§ **Set problem**
Copy every line of the records below that holds the word "Porcherel".

§ **Record set**
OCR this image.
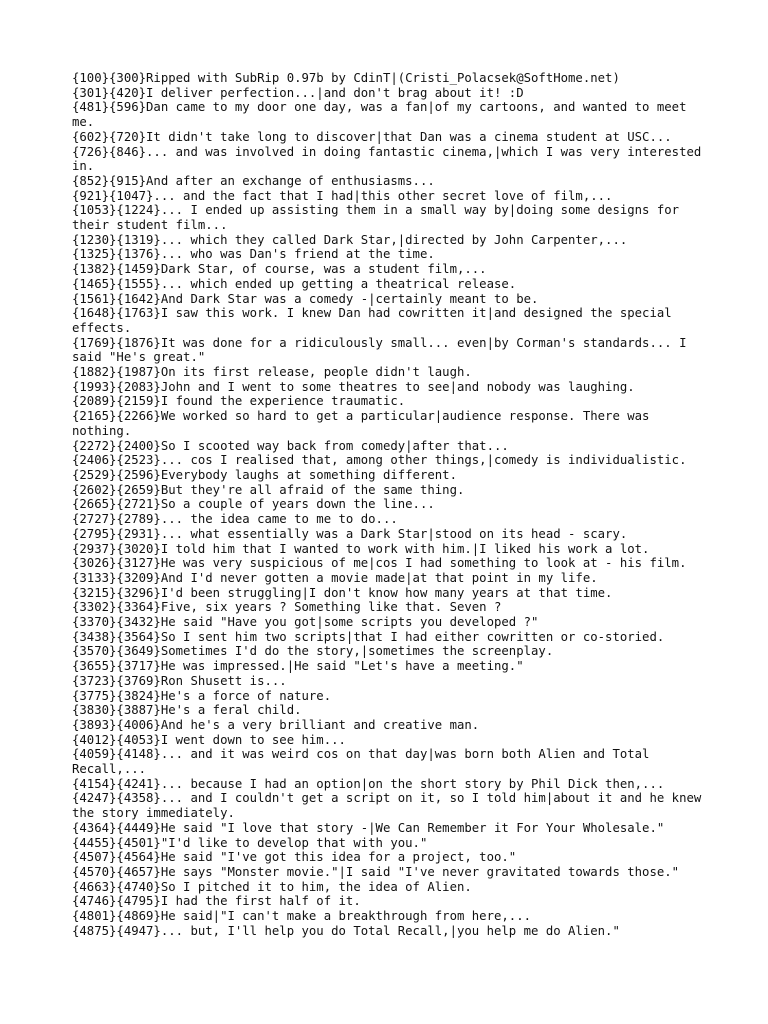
{100}{300}Ripped with SubRip 0.97b by CdinT|(Cristi_Polacsek@SoftHome.net)
{301}{420}I deliver perfection...|and don't brag about it! :D
{481}{596}Dan came to my door one day, was a fan|of my cartoons, and wanted to meet me.
{602}{720}It didn't take long to discover|that Dan was a cinema student at USC...
{726}{846}... and was involved in doing fantastic cinema,|which I was very interested in.
{852}{915}And after an exchange of enthusiasms...
{921}{1047}... and the fact that I had|this other secret love of film,...
{1053}{1224}... I ended up assisting them in a small way by|doing some designs for their student film...
{1230}{1319}... which they called Dark Star,|directed by John Carpenter,...
{1325}{1376}... who was Dan's friend at the time.
{1382}{1459}Dark Star, of course, was a student film,...
{1465}{1555}... which ended up getting a theatrical release.
{1561}{1642}And Dark Star was a comedy -|certainly meant to be.
{1648}{1763}I saw this work. I knew Dan had cowritten it|and designed the special effects.
{1769}{1876}It was done for a ridiculously small... even|by Corman's standards... I said "He's great."
{1882}{1987}On its first release, people didn't laugh.
{1993}{2083}John and I went to some theatres to see|and nobody was laughing.
{2089}{2159}I found the experience traumatic.
{2165}{2266}We worked so hard to get a particular|audience response. There was nothing.
{2272}{2400}So I scooted way back from comedy|after that...
{2406}{2523}... cos I realised that, among other things,|comedy is individualistic.
{2529}{2596}Everybody laughs at something different.
{2602}{2659}But they're all afraid of the same thing.
{2665}{2721}So a couple of years down the line...
{2727}{2789}... the idea came to me to do...
{2795}{2931}... what essentially was a Dark Star|stood on its head - scary.
{2937}{3020}I told him that I wanted to work with him.|I liked his work a lot.
{3026}{3127}He was very suspicious of me|cos I had something to look at - his film.
{3133}{3209}And I'd never gotten a movie made|at that point in my life.
{3215}{3296}I'd been struggling|I don't know how many years at that time.
{3302}{3364}Five, six years ? Something like that. Seven ?
{3370}{3432}He said "Have you got|some scripts you developed ?"
{3438}{3564}So I sent him two scripts|that I had either cowritten or co-storied.
{3570}{3649}Sometimes I'd do the story,|sometimes the screenplay.
{3655}{3717}He was impressed.|He said "Let's have a meeting."
{3723}{3769}Ron Shusett is...
{3775}{3824}He's a force of nature.
{3830}{3887}He's a feral child.
{3893}{4006}And he's a very brilliant and creative man.
{4012}{4053}I went down to see him...
{4059}{4148}... and it was weird cos on that day|was born both Alien and Total Recall,...
{4154}{4241}... because I had an option|on the short story by Phil Dick then,...
{4247}{4358}... and I couldn't get a script on it, so I told him|about it and he knew the story immediately.
{4364}{4449}He said "I love that story -|We Can Remember it For Your Wholesale."
{4455}{4501}"I'd like to develop that with you."
{4507}{4564}He said "I've got this idea for a project, too."
{4570}{4657}He says "Monster movie."|I said "I've never gravitated towards those."
{4663}{4740}So I pitched it to him, the idea of Alien.
{4746}{4795}I had the first half of it.
{4801}{4869}He said|"I can't make a breakthrough from here,...
{4875}{4947}... but, I'll help you do Total Recall,|you help me do Alien."
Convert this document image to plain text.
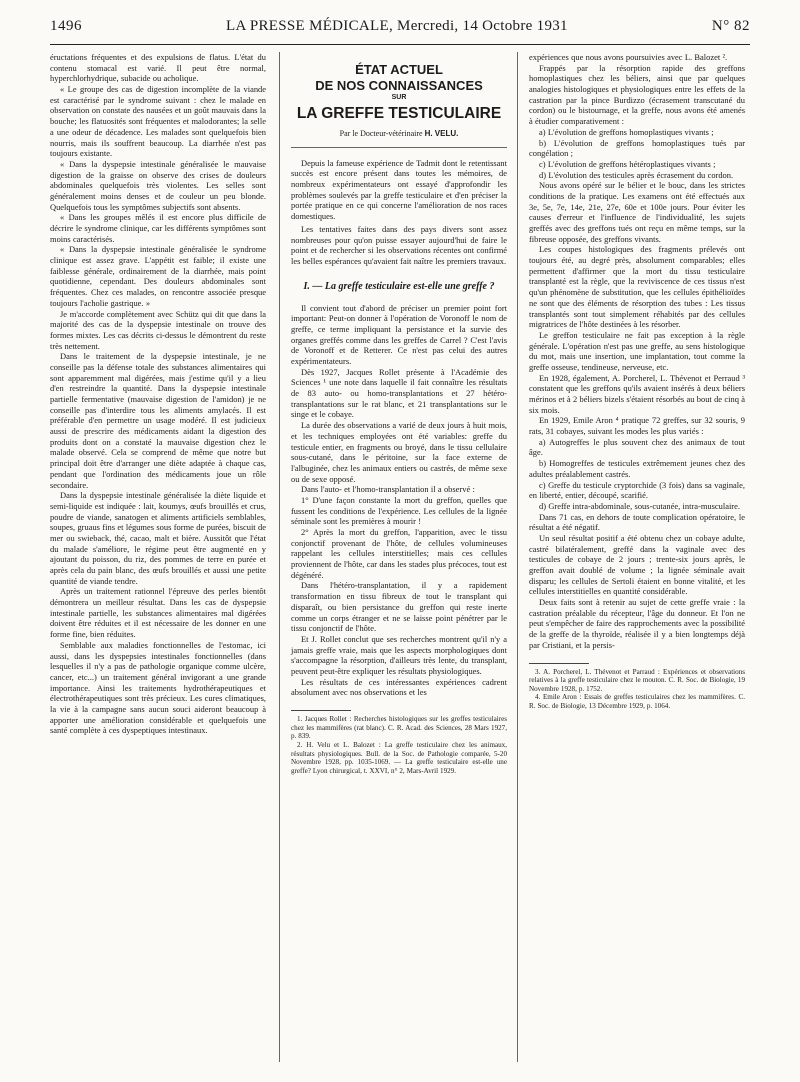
1496	LA PRESSE MÉDICALE, Mercredi, 14 Octobre 1931	N° 82

éructations fréquentes et des expulsions de flatus. L'état du contenu stomacal est varié. Il peut être normal, hyperchlorhydrique, subacide ou acholique.

« Le groupe des cas de digestion incomplète de la viande est caractérisé par le syndrome suivant : chez le malade en observation on constate des nausées et un goût mauvais dans la bouche; les flatuosités sont fréquentes et malodorantes; la selle a une odeur de décadence. Les malades sont quelquefois bien nourris, mais ils souffrent beaucoup. La diarrhée n'est pas toujours existante.

« Dans la dyspepsie intestinale généralisée le mauvaise digestion de la graisse on observe des crises de douleurs abdominales quelquefois très violentes. Les selles sont généralement moins denses et de couleur un peu blonde. Quelquefois tous les symptômes subjectifs sont absents.

« Dans les groupes mêlés il est encore plus difficile de décrire le syndrome clinique, car les différents symptômes sont moins caractérisés.

« Dans la dyspepsie intestinale généralisée le syndrome clinique est assez grave. L'appétit est faible; il existe une faiblesse générale, ordinairement de la diarrhée, mais point quotidienne, cependant. Des douleurs abdominales sont fréquentes. Chez ces malades, on rencontre associée presque toujours l'acholie gastrique. »

Je m'accorde complètement avec Schütz qui dit que dans la majorité des cas de la dyspepsie intestinale on trouve des formes mixtes. Les cas décrits ci-dessus le démontrent du reste très nettement.

Dans le traitement de la dyspepsie intestinale, je ne conseille pas la défense totale des substances alimentaires qui sont apparemment mal digérées, mais j'estime qu'il y a lieu d'en restreindre la quantité. Dans la dyspepsie intestinale partielle fermentative (mauvaise digestion de l'amidon) je ne conseille pas d'interdire tous les aliments amylacés. Il est préférable d'en permettre un usage modéré. Il est judicieux aussi de prescrire des médicaments aidant la digestion des produits dont on a constaté la mauvaise digestion chez le malade observé. Cela se comprend de même que notre but principal doit être d'arranger une diète adaptée à chaque cas, pendant que l'ordination des médicaments joue un rôle secondaire.

Dans la dyspepsie intestinale généralisée la diète liquide et semi-liquide est indiquée : lait, koumys, œufs brouillés et crus, poudre de viande, sanatogen et aliments artificiels semblables, soupes, gruaus fins et légumes sous forme de purées, biscuit de mer ou swieback, thé, cacao, malt et bière. Aussitôt que l'état du malade s'améliore, le régime peut être augmenté en y ajoutant du poisson, du riz, des pommes de terre en purée et après cela du pain blanc, des œufs brouillés et aussi une petite quantité de viande tendre.

Après un traitement rationnel l'épreuve des perles bientôt démontrera un meilleur résultat. Dans les cas de dyspepsie intestinale partielle, les substances alimentaires mal digérées doivent être réduites et il est nécessaire de les donner en une forme fine, bien réduites.

Semblable aux maladies fonctionnelles de l'estomac, ici aussi, dans les dyspepsies intestinales fonctionnelles (dans lesquelles il n'y a pas de pathologie organique comme ulcère, cancer, etc...) un traitement général invigorant a une grande importance. Ainsi les traitements hydrothérapeutiques et électrothérapeutiques sont très précieux. Les cures climatiques, la vie à la campagne sans aucun souci aideront beaucoup à apporter une amélioration considérable et quelquefois une santé complète à ces dyspeptiques intestinaux.

ÉTAT ACTUEL
DE NOS CONNAISSANCES
SUR
LA GREFFE TESTICULAIRE
Par le Docteur-vétérinaire H. VELU.

Depuis la fameuse expérience de Tadmit dont le retentissant succès est encore présent dans toutes les mémoires, de nombreux expérimentateurs ont essayé d'approfondir les problèmes soulevés par la greffe testiculaire et d'en préciser la portée pratique en ce qui concerne l'amélioration de nos races domestiques.

Les tentatives faites dans des pays divers sont assez nombreuses pour qu'on puisse essayer aujourd'hui de faire le point et de rechercher si les observations récentes ont confirmé les belles espérances qu'avaient fait naître les premiers travaux.

I. — La greffe testiculaire est-elle une greffe ?

Il convient tout d'abord de préciser un premier point fort important: Peut-on donner à l'opération de Voronoff le nom de greffe, ce terme impliquant la persistance et la survie des organes greffés comme dans les greffes de Carrel ? C'est l'avis de Voronoff et de Retterer. Ce n'est pas celui des autres expérimentateurs.

Dès 1927, Jacques Rollet présente à l'Académie des Sciences ¹ une note dans laquelle il fait connaître les résultats de 83 auto- ou homo-transplantations et 27 hétéro-transplantations sur le rat blanc, et 21 transplantations sur le singe et le cobaye.

La durée des observations a varié de deux jours à huit mois, et les techniques employées ont été variables: greffe du testicule entier, en fragments ou broyé, dans le tissu cellulaire sous-cutané, dans le péritoine, sur la face externe de l'albuginée, chez les animaux entiers ou castrés, de même sexe ou de sexe opposé.

Dans l'auto- et l'homo-transplantation il a observé :

1° D'une façon constante la mort du greffon, quelles que fussent les conditions de l'expérience. Les cellules de la lignée séminale sont les premières à mourir !

2° Après la mort du greffon, l'apparition, avec le tissu conjonctif provenant de l'hôte, de cellules volumineuses rappelant les cellules interstitielles; mais ces cellules proviennent de l'hôte, car dans les stades plus précoces, tout est dégénéré.

Dans l'hétéro-transplantation, il y a rapidement transformation en tissu fibreux de tout le transplant qui disparaît, ou bien persistance du greffon qui reste inerte comme un corps étranger et ne se laisse point pénétrer par le tissu conjonctif de l'hôte.

Et J. Rollet conclut que ses recherches montrent qu'il n'y a jamais greffe vraie, mais que les aspects morphologiques dont s'accompagne la résorption, d'ailleurs très lente, du transplant, peuvent peut-être expliquer les résultats physiologiques.

Les résultats de ces intéressantes expériences cadrent absolument avec nos observations et les

1. Jacques Rollet : Recherches histologiques sur les greffes testiculaires chez les mammifères (rat blanc). C. R. Acad. des Sciences, 28 Mars 1927, p. 839.

2. H. Velu et L. Balozet : La greffe testiculaire chez les animaux, résultats physiologiques. Bull. de la Soc. de Pathologie comparée, 5-20 Novembre 1928, pp. 1035-1069. — La greffe testiculaire est-elle une greffe? Lyon chirurgical, t. XXVI, n° 2, Mars-Avril 1929.

expériences que nous avons poursuivies avec L. Balozet ².

Frappés par la résorption rapide des greffons homoplastiques chez les béliers, ainsi que par quelques analogies histologiques et physiologiques entre les effets de la castration par la pince Burdizzo (écrasement transcutané du cordon) ou le bistournage, et la greffe, nous avons été amenés à étudier comparativement :

a) L'évolution de greffons homoplastiques vivants ;

b) L'évolution de greffons homoplastiques tués par congélation ;

c) L'évolution de greffons hétéroplastiques vivants ;

d) L'évolution des testicules après écrasement du cordon.

Nous avons opéré sur le bélier et le bouc, dans les strictes conditions de la pratique. Les examens ont été effectués aux 3e, 5e, 7e, 14e, 21e, 27e, 60e et 100e jours. Pour éviter les causes d'erreur et l'influence de l'individualité, les sujets greffés avec des greffons tués ont reçu en même temps, sur la fibreuse opposée, des greffons vivants.

Les coupes histologiques des fragments prélevés ont toujours été, au degré près, absolument comparables; elles permettent d'affirmer que la mort du tissu testiculaire transplanté est la règle, que la reviviscence de ces tissus n'est qu'un phénomène de substitution, que les cellules épithélioïdes ne sont que des éléments de résorption des tubes : Les tissus transplantés sont tout simplement réhabités par des cellules migratrices de l'hôte destinées à les résorber.

Le greffon testiculaire ne fait pas exception à la règle générale. L'opération n'est pas une greffe, au sens histologique du mot, mais une insertion, une implantation, tout comme la greffe osseuse, tendineuse, nerveuse, etc.

En 1928, également, A. Porcherel, L. Thévenot et Perraud ³ constatent que les greffons qu'ils avaient insérés à deux béliers mérinos et à 2 béliers bizels s'étaient résorbés au bout de cinq à six mois.

En 1929, Emile Aron ⁴ pratique 72 greffes, sur 32 souris, 9 rats, 31 cobayes, suivant les modes les plus variés :

a) Autogreffes le plus souvent chez des animaux de tout âge.

b) Homogreffes de testicules extrêmement jeunes chez des adultes préalablement castrés.

c) Greffe du testicule cryptorchide (3 fois) dans sa vaginale, en liberté, entier, découpé, scarifié.

d) Greffe intra-abdominale, sous-cutanée, intra-musculaire.

Dans 71 cas, en dehors de toute complication opératoire, le résultat a été négatif.

Un seul résultat positif a été obtenu chez un cobaye adulte, castré bilatéralement, greffé dans la vaginale avec des testicules de cobaye de 2 jours ; trente-six jours après, le greffon avait doublé de volume ; la lignée séminale avait disparu; les cellules de Sertoli étaient en bonne vitalité, et les cellules interstitielles en quantité considérable.

Deux faits sont à retenir au sujet de cette greffe vraie : la castration préalable du récepteur, l'âge du donneur. Et l'on ne peut s'empêcher de faire des rapprochements avec la possibilité de la greffe de la thyroïde, réalisée il y a bien longtemps déjà par Cristiani, et la persis-

3. A. Porcherel, L. Thévenot et Parraud : Expériences et observations relatives à la greffe testiculaire chez le mouton. C. R. Soc. de Biologie, 19 Novembre 1928, p. 1752.

4. Emile Aron : Essais de greffes testiculaires chez les mammifères. C. R. Soc. de Biologie, 13 Décembre 1929, p. 1064.
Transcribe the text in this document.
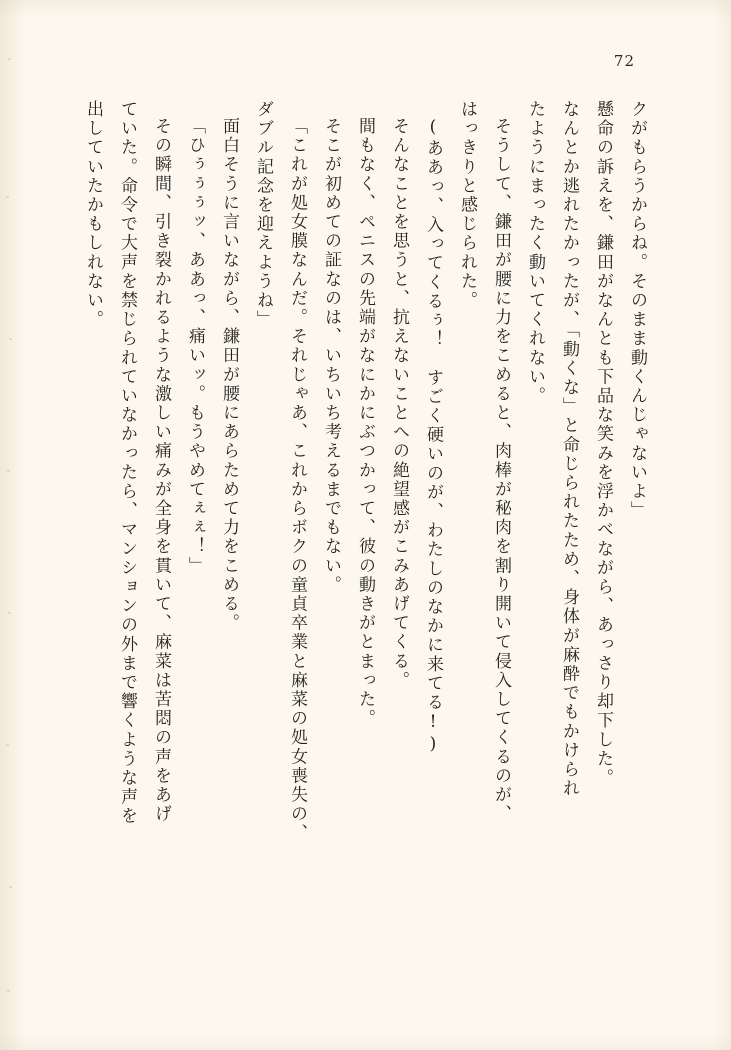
72
クがもらうからね。そのまま動くんじゃないよ」
懸命の訴えを、鎌田がなんとも下品な笑みを浮かべながら、あっさり却下した。
なんとか逃れたかったが、「動くな」と命じられたため、身体が麻酔でもかけられ
たようにまったく動いてくれない。
そうして、鎌田が腰に力をこめると、肉棒が秘肉を割り開いて侵入してくるのが、
はっきりと感じられた。
(ああっ、入ってくるぅ！　すごく硬いのが、わたしのなかに来てる!)
そんなことを思うと、抗えないことへの絶望感がこみあげてくる。
間もなく、ペニスの先端がなにかにぶつかって、彼の動きがとまった。
そこが初めての証なのは、いちいち考えるまでもない。
「これが処女膜なんだ。それじゃあ、これからボクの童貞卒業と麻菜の処女喪失の、
ダブル記念を迎えようね」
面白そうに言いながら、鎌田が腰にあらためて力をこめる。
「ひぅぅぅッ、ああっ、痛いッ。もうやめてぇぇ！」
その瞬間、引き裂かれるような激しい痛みが全身を貫いて、麻菜は苦悶の声をあげ
ていた。命令で大声を禁じられていなかったら、マンションの外まで響くような声を
出していたかもしれない。
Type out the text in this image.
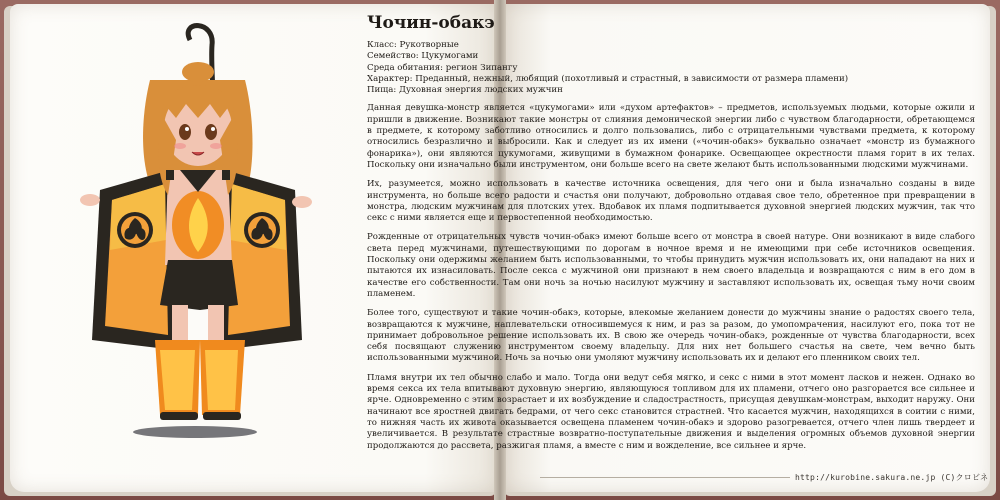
Чочин-обакэ
Класс: Рукотворные
Семейство: Цукумогами
Среда обитания: регион Зипангу
Характер: Преданный, нежный, любящий (похотливый и страстный, в зависимости от размера пламени)
Пища: Духовная энергия людских мужчин

Данная девушка-монстр является «цукумогами» или «духом артефактов» – предметов, используемых людьми, которые ожили и пришли в движение. Возникают такие монстры от слияния демонической энергии либо с чувством благодарности, обретающемся в предмете, к которому заботливо относились и долго пользовались, либо с отрицательными чувствами предмета, к которому относились безразлично и выбросили. Как и следует из их имени («чочин-обакэ» буквально означает «монстр из бумажного фонарика»), они являются цукумогами, живущими в бумажном фонарике. Освещающее окрестности пламя горит в их телах. Поскольку они изначально были инструментом, они больше всего на свете желают быть использованными людскими мужчинами.

Их, разумеется, можно использовать в качестве источника освещения, для чего они и была изначально созданы в виде инструмента, но больше всего радости и счастья они получают, добровольно отдавая свое тело, обретенное при превращении в монстра, людским мужчинам для плотских утех. Вдобавок их пламя подпитывается духовной энергией людских мужчин, так что секс с ними является еще и первостепенной необходимостью.

Рожденные от отрицательных чувств чочин-обакэ имеют больше всего от монстра в своей натуре. Они возникают в виде слабого света перед мужчинами, путешествующими по дорогам в ночное время и не имеющими при себе источников освещения. Поскольку они одержимы желанием быть использованными, то чтобы принудить мужчин использовать их, они нападают на них и пытаются их изнасиловать. После секса с мужчиной они признают в нем своего владельца и возвращаются с ним в его дом в качестве его собственности. Там они ночь за ночью насилуют мужчину и заставляют использовать их, освещая тьму ночи своим пламенем.

Более того, существуют и такие чочин-обакэ, которые, влекомые желанием донести до мужчины знание о радостях своего тела, возвращаются к мужчине, наплевательски относившемуся к ним, и раз за разом, до умопомрачения, насилуют его, пока тот не принимает добровольное решение использовать их. В свою же очередь чочин-обакэ, рожденные от чувства благодарности, всех себя посвящают служению инструментом своему владельцу. Для них нет большего счастья на свете, чем вечно быть использованными мужчиной. Ночь за ночью они умоляют мужчину использовать их и делают его пленником своих тел.

Пламя внутри их тел обычно слабо и мало. Тогда они ведут себя мягко, и секс с ними в этот момент ласков и нежен. Однако во время секса их тела впитывают духовную энергию, являющуюся топливом для их пламени, отчего оно разгорается все сильнее и ярче. Одновременно с этим возрастает и их возбуждение и сладострастность, присущая девушкам-монстрам, выходит наружу. Они начинают все яростней двигать бедрами, от чего секс становится страстней. Что касается мужчин, находящихся в соитии с ними, то нижняя часть их живота оказывается освещена пламенем чочин-обакэ и здорово разогревается, отчего член лишь твердеет и увеличивается. В результате страстные возвратно-поступательные движения и выделения огромных объемов духовной энергии продолжаются до рассвета, разжигая пламя, а вместе с ним и вожделение, все сильнее и ярче.

http://kurobine.sakura.ne.jp (C)クロビネ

§ **Response below**
En 1928, également, A. Porcherel, L. Thévenot et Perraud ³ constatent que les greffons qu'ils avaient insérés à deux béliers mérinos et à 2 béliers bizels s'étaient résorbés au bout de cinq à six mois.
3. A. Porcherel, L. Thévenot et Parraud : Expériences et observations relatives à la greffe testiculaire chez le mouton. C. R. Soc. de Biologie, 19 Novembre 1928, p. 1752.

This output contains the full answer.